====== Supplied material

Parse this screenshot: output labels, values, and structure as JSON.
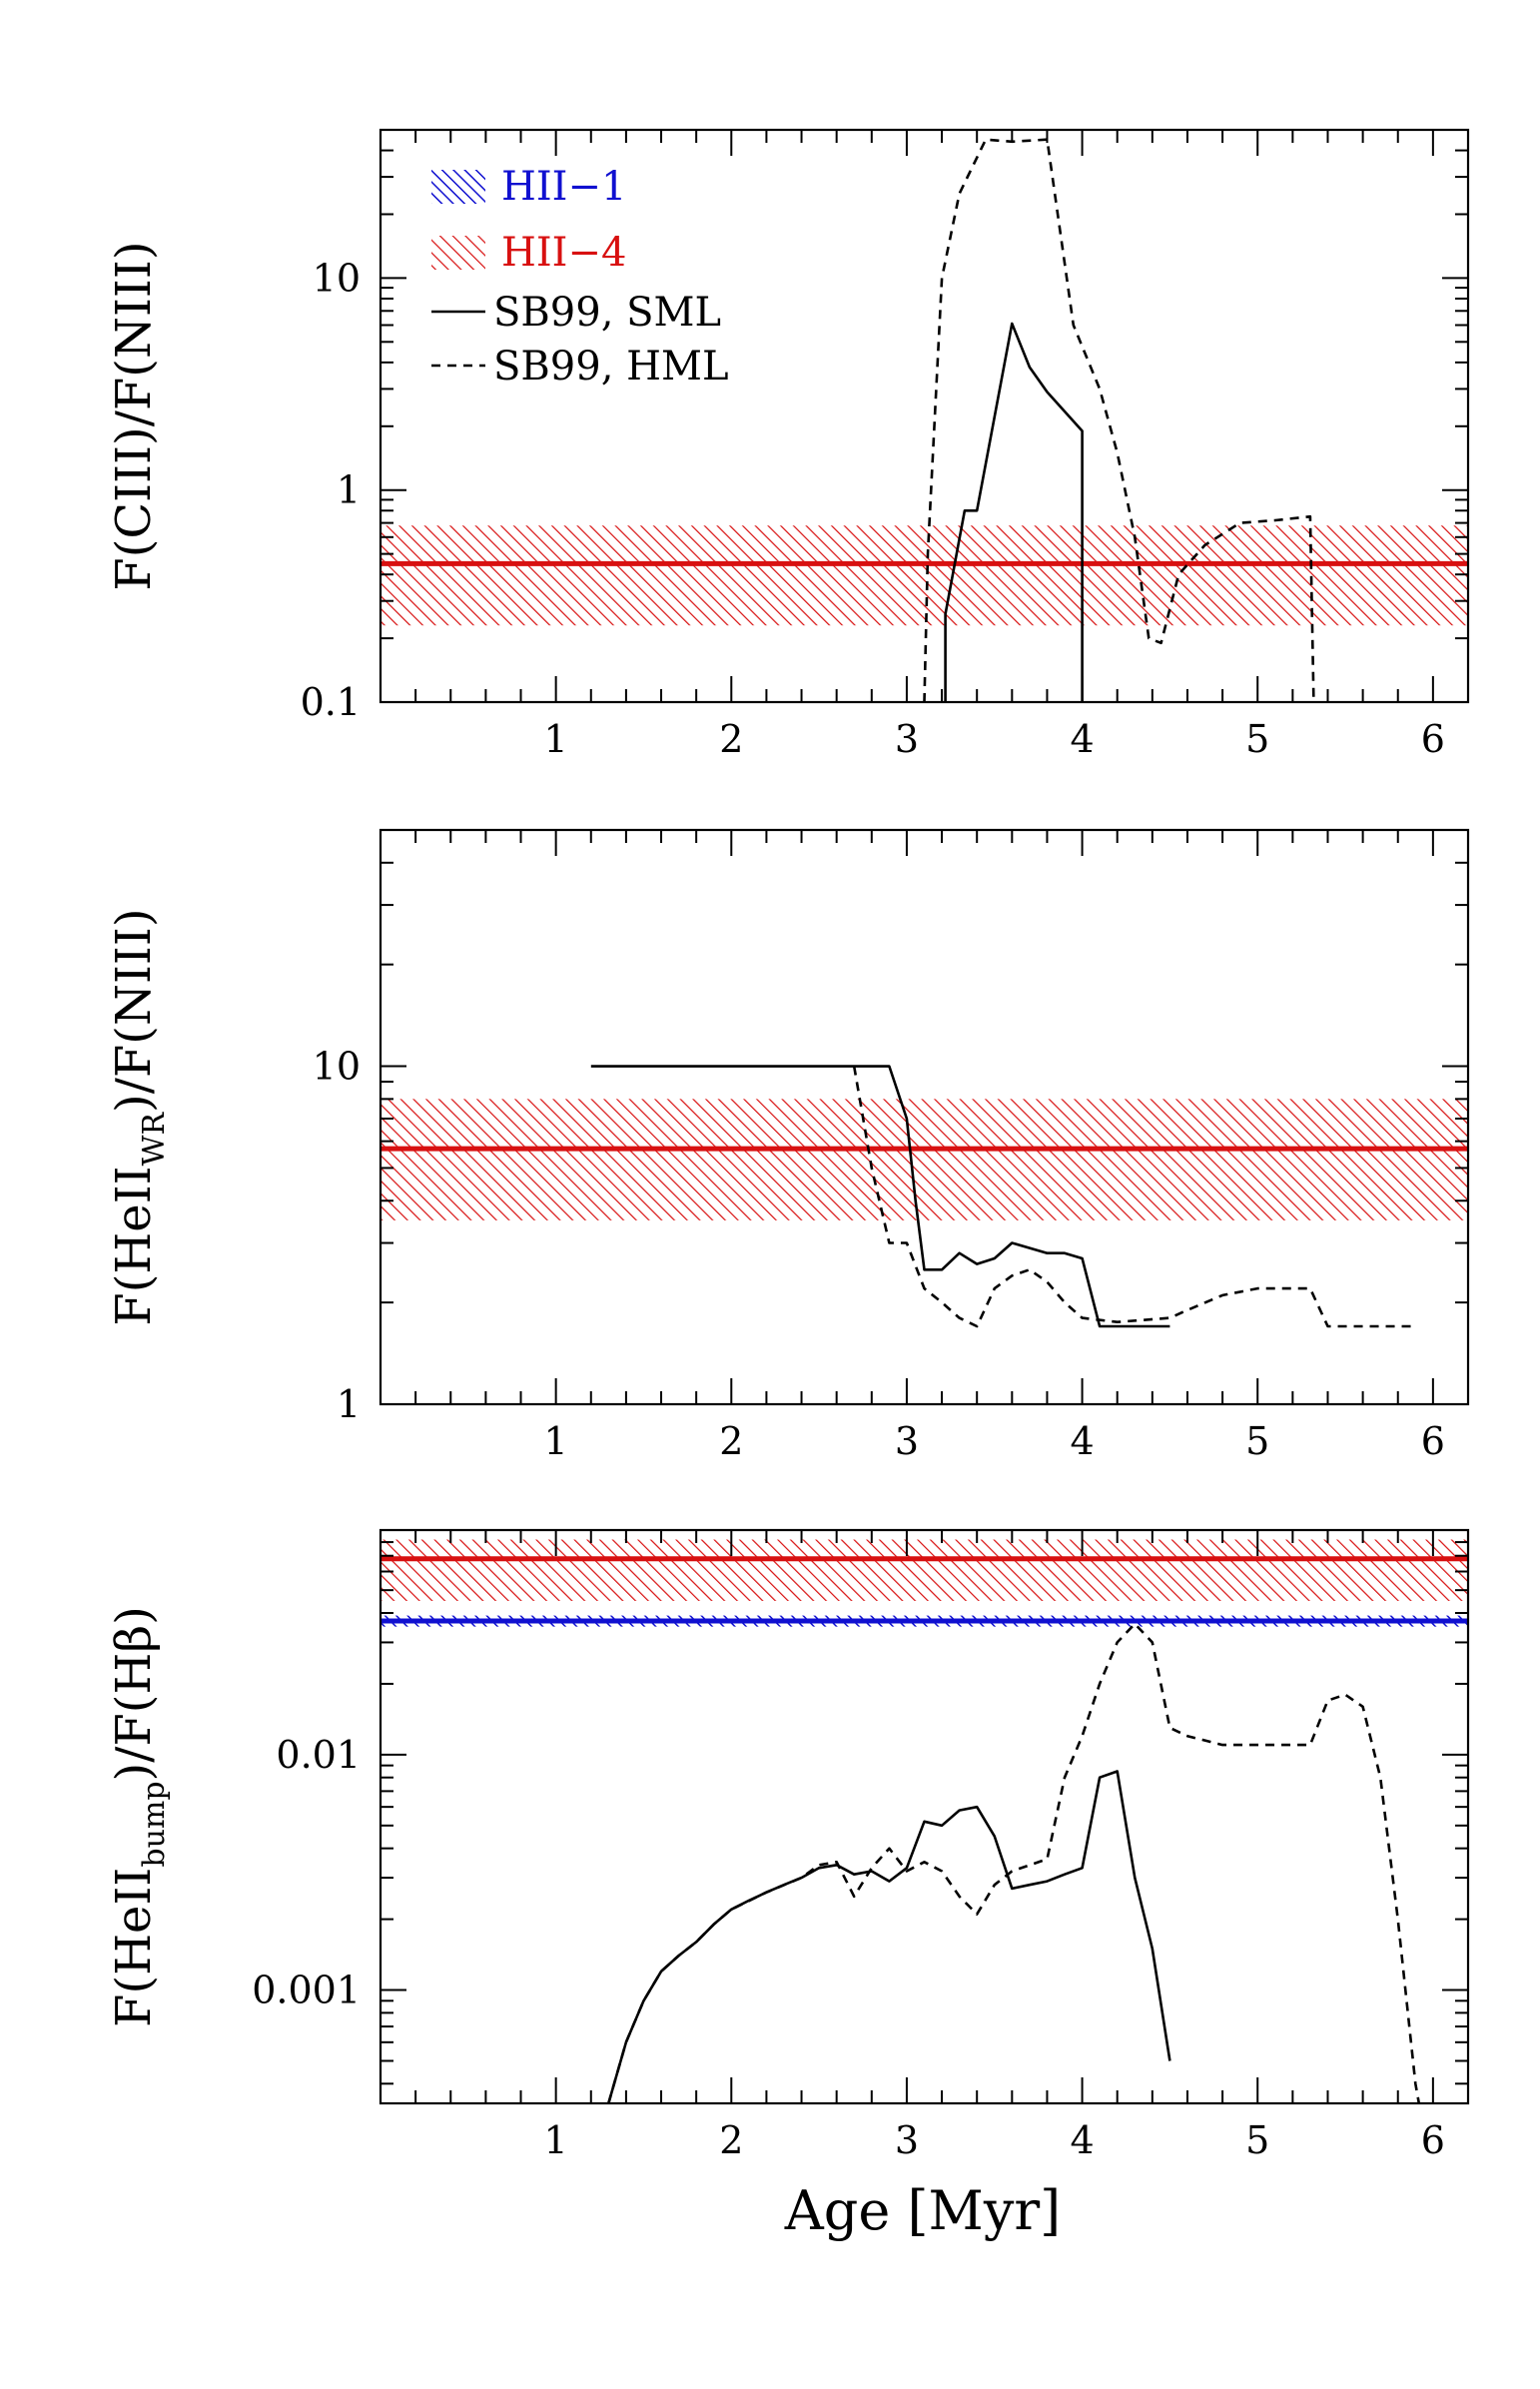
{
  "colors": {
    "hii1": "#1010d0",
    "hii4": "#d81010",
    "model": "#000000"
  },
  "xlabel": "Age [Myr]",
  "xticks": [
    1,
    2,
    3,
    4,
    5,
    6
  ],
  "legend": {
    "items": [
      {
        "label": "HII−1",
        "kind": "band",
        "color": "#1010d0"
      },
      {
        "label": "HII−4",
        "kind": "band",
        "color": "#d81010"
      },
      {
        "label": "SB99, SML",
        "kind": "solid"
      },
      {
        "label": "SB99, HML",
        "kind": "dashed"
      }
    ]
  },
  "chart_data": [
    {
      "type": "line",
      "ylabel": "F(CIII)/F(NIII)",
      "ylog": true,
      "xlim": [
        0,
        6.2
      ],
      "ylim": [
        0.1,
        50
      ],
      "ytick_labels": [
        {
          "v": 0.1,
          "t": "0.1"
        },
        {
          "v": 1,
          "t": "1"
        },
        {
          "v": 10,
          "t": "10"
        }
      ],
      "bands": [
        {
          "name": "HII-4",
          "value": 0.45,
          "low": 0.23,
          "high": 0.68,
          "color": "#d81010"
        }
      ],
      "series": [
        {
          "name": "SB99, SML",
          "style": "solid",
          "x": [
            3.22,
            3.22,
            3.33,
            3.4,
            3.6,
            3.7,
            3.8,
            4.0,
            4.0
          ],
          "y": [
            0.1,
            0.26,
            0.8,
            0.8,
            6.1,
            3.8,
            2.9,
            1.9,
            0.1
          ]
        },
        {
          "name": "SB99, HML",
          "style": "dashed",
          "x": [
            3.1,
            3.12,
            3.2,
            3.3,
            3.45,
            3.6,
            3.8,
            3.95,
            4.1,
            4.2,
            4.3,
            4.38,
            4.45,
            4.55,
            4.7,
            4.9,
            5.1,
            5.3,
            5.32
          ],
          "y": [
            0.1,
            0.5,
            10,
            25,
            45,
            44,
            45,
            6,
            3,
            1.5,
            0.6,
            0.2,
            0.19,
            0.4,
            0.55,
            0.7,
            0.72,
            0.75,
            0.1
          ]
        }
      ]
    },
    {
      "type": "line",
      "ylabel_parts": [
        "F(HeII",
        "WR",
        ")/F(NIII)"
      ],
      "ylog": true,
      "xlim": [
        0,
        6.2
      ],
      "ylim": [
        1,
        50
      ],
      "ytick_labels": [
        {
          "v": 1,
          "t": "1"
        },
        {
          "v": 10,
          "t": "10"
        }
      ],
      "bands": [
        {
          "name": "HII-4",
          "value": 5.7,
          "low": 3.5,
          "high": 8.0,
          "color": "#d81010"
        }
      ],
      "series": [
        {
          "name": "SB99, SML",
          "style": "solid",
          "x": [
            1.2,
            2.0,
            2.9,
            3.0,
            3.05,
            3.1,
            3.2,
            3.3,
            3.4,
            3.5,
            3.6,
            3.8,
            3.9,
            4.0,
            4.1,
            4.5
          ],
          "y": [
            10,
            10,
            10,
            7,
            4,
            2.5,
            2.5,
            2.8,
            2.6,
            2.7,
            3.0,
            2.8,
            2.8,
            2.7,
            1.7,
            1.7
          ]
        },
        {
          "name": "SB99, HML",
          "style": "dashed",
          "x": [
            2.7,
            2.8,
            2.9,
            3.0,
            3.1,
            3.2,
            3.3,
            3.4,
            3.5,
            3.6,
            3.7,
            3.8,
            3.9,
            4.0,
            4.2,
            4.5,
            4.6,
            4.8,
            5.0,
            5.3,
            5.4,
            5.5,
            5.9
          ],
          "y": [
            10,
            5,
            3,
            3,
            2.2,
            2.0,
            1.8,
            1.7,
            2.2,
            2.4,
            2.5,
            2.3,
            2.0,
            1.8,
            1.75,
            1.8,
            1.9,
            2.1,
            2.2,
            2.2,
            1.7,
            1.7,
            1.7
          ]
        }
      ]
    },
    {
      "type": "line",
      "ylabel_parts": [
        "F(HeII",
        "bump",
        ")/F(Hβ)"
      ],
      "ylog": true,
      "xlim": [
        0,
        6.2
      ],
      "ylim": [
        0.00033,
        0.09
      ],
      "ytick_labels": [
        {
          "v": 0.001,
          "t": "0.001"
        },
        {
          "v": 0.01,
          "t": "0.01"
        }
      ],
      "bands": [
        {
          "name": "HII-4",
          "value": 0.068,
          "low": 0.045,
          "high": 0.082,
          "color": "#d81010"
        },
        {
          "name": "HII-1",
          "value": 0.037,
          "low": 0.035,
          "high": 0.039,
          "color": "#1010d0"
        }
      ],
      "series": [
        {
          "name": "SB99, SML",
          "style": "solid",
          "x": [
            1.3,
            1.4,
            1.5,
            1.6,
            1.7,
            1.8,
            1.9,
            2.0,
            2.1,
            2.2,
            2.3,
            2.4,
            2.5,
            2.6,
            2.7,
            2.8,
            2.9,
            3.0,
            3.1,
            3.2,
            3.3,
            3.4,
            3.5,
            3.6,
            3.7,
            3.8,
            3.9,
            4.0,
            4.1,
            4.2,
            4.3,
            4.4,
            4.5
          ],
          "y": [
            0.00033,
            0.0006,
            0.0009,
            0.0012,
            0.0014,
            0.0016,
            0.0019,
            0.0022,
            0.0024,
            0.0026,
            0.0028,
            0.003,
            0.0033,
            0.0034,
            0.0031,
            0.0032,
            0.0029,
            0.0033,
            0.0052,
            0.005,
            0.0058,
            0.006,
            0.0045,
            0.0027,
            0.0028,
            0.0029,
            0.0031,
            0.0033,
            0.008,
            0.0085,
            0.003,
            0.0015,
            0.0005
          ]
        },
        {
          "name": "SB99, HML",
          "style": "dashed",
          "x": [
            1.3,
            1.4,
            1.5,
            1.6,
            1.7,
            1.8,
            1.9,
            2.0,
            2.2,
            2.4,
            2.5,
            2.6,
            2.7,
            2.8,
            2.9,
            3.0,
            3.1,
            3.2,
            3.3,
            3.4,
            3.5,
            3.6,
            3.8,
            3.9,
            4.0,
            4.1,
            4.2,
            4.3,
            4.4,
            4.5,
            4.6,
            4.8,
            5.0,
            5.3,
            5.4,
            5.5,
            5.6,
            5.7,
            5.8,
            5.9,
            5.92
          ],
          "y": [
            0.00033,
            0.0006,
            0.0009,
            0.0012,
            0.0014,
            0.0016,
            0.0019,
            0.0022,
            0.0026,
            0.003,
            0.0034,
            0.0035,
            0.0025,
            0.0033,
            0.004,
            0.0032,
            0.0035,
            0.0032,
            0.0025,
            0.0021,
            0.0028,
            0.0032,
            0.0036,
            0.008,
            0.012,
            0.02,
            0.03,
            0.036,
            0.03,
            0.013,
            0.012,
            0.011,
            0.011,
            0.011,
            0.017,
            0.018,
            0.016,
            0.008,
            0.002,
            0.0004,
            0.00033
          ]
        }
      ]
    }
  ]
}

============

Nothing but the pictures may be dropped; output the records above exactly.

Parse this screenshot: output labels, values, and structure as JSON.
{
  "colors": {
    "hii1": "#1010d0",
    "hii4": "#d81010",
    "model": "#000000"
  },
  "xlabel": "Age [Myr]",
  "xticks": [
    1,
    2,
    3,
    4,
    5,
    6
  ],
  "legend": {
    "items": [
      {
        "label": "HII−1",
        "kind": "band",
        "color": "#1010d0"
      },
      {
        "label": "HII−4",
        "kind": "band",
        "color": "#d81010"
      },
      {
        "label": "SB99, SML",
        "kind": "solid"
      },
      {
        "label": "SB99, HML",
        "kind": "dashed"
      }
    ]
  },
  "chart_data": [
    {
      "type": "line",
      "ylabel": "F(CIII)/F(NIII)",
      "ylog": true,
      "xlim": [
        0,
        6.2
      ],
      "ylim": [
        0.1,
        50
      ],
      "ytick_labels": [
        {
          "v": 0.1,
          "t": "0.1"
        },
        {
          "v": 1,
          "t": "1"
        },
        {
          "v": 10,
          "t": "10"
        }
      ],
      "bands": [
        {
          "name": "HII-4",
          "value": 0.45,
          "low": 0.23,
          "high": 0.68,
          "color": "#d81010"
        }
      ],
      "series": [
        {
          "name": "SB99, SML",
          "style": "solid",
          "x": [
            3.22,
            3.22,
            3.33,
            3.4,
            3.6,
            3.7,
            3.8,
            4.0,
            4.0
          ],
          "y": [
            0.1,
            0.26,
            0.8,
            0.8,
            6.1,
            3.8,
            2.9,
            1.9,
            0.1
          ]
        },
        {
          "name": "SB99, HML",
          "style": "dashed",
          "x": [
            3.1,
            3.12,
            3.2,
            3.3,
            3.45,
            3.6,
            3.8,
            3.95,
            4.1,
            4.2,
            4.3,
            4.38,
            4.45,
            4.55,
            4.7,
            4.9,
            5.1,
            5.3,
            5.32
          ],
          "y": [
            0.1,
            0.5,
            10,
            25,
            45,
            44,
            45,
            6,
            3,
            1.5,
            0.6,
            0.2,
            0.19,
            0.4,
            0.55,
            0.7,
            0.72,
            0.75,
            0.1
          ]
        }
      ]
    },
    {
      "type": "line",
      "ylabel_parts": [
        "F(HeII",
        "WR",
        ")/F(NIII)"
      ],
      "ylog": true,
      "xlim": [
        0,
        6.2
      ],
      "ylim": [
        1,
        50
      ],
      "ytick_labels": [
        {
          "v": 1,
          "t": "1"
        },
        {
          "v": 10,
          "t": "10"
        }
      ],
      "bands": [
        {
          "name": "HII-4",
          "value": 5.7,
          "low": 3.5,
          "high": 8.0,
          "color": "#d81010"
        }
      ],
      "series": [
        {
          "name": "SB99, SML",
          "style": "solid",
          "x": [
            1.2,
            2.0,
            2.9,
            3.0,
            3.05,
            3.1,
            3.2,
            3.3,
            3.4,
            3.5,
            3.6,
            3.8,
            3.9,
            4.0,
            4.1,
            4.5
          ],
          "y": [
            10,
            10,
            10,
            7,
            4,
            2.5,
            2.5,
            2.8,
            2.6,
            2.7,
            3.0,
            2.8,
            2.8,
            2.7,
            1.7,
            1.7
          ]
        },
        {
          "name": "SB99, HML",
          "style": "dashed",
          "x": [
            2.7,
            2.8,
            2.9,
            3.0,
            3.1,
            3.2,
            3.3,
            3.4,
            3.5,
            3.6,
            3.7,
            3.8,
            3.9,
            4.0,
            4.2,
            4.5,
            4.6,
            4.8,
            5.0,
            5.3,
            5.4,
            5.5,
            5.9
          ],
          "y": [
            10,
            5,
            3,
            3,
            2.2,
            2.0,
            1.8,
            1.7,
            2.2,
            2.4,
            2.5,
            2.3,
            2.0,
            1.8,
            1.75,
            1.8,
            1.9,
            2.1,
            2.2,
            2.2,
            1.7,
            1.7,
            1.7
          ]
        }
      ]
    },
    {
      "type": "line",
      "ylabel_parts": [
        "F(HeII",
        "bump",
        ")/F(Hβ)"
      ],
      "ylog": true,
      "xlim": [
        0,
        6.2
      ],
      "ylim": [
        0.00033,
        0.09
      ],
      "ytick_labels": [
        {
          "v": 0.001,
          "t": "0.001"
        },
        {
          "v": 0.01,
          "t": "0.01"
        }
      ],
      "bands": [
        {
          "name": "HII-4",
          "value": 0.068,
          "low": 0.045,
          "high": 0.082,
          "color": "#d81010"
        },
        {
          "name": "HII-1",
          "value": 0.037,
          "low": 0.035,
          "high": 0.039,
          "color": "#1010d0"
        }
      ],
      "series": [
        {
          "name": "SB99, SML",
          "style": "solid",
          "x": [
            1.3,
            1.4,
            1.5,
            1.6,
            1.7,
            1.8,
            1.9,
            2.0,
            2.1,
            2.2,
            2.3,
            2.4,
            2.5,
            2.6,
            2.7,
            2.8,
            2.9,
            3.0,
            3.1,
            3.2,
            3.3,
            3.4,
            3.5,
            3.6,
            3.7,
            3.8,
            3.9,
            4.0,
            4.1,
            4.2,
            4.3,
            4.4,
            4.5
          ],
          "y": [
            0.00033,
            0.0006,
            0.0009,
            0.0012,
            0.0014,
            0.0016,
            0.0019,
            0.0022,
            0.0024,
            0.0026,
            0.0028,
            0.003,
            0.0033,
            0.0034,
            0.0031,
            0.0032,
            0.0029,
            0.0033,
            0.0052,
            0.005,
            0.0058,
            0.006,
            0.0045,
            0.0027,
            0.0028,
            0.0029,
            0.0031,
            0.0033,
            0.008,
            0.0085,
            0.003,
            0.0015,
            0.0005
          ]
        },
        {
          "name": "SB99, HML",
          "style": "dashed",
          "x": [
            1.3,
            1.4,
            1.5,
            1.6,
            1.7,
            1.8,
            1.9,
            2.0,
            2.2,
            2.4,
            2.5,
            2.6,
            2.7,
            2.8,
            2.9,
            3.0,
            3.1,
            3.2,
            3.3,
            3.4,
            3.5,
            3.6,
            3.8,
            3.9,
            4.0,
            4.1,
            4.2,
            4.3,
            4.4,
            4.5,
            4.6,
            4.8,
            5.0,
            5.3,
            5.4,
            5.5,
            5.6,
            5.7,
            5.8,
            5.9,
            5.92
          ],
          "y": [
            0.00033,
            0.0006,
            0.0009,
            0.0012,
            0.0014,
            0.0016,
            0.0019,
            0.0022,
            0.0026,
            0.003,
            0.0034,
            0.0035,
            0.0025,
            0.0033,
            0.004,
            0.0032,
            0.0035,
            0.0032,
            0.0025,
            0.0021,
            0.0028,
            0.0032,
            0.0036,
            0.008,
            0.012,
            0.02,
            0.03,
            0.036,
            0.03,
            0.013,
            0.012,
            0.011,
            0.011,
            0.011,
            0.017,
            0.018,
            0.016,
            0.008,
            0.002,
            0.0004,
            0.00033
          ]
        }
      ]
    }
  ]
}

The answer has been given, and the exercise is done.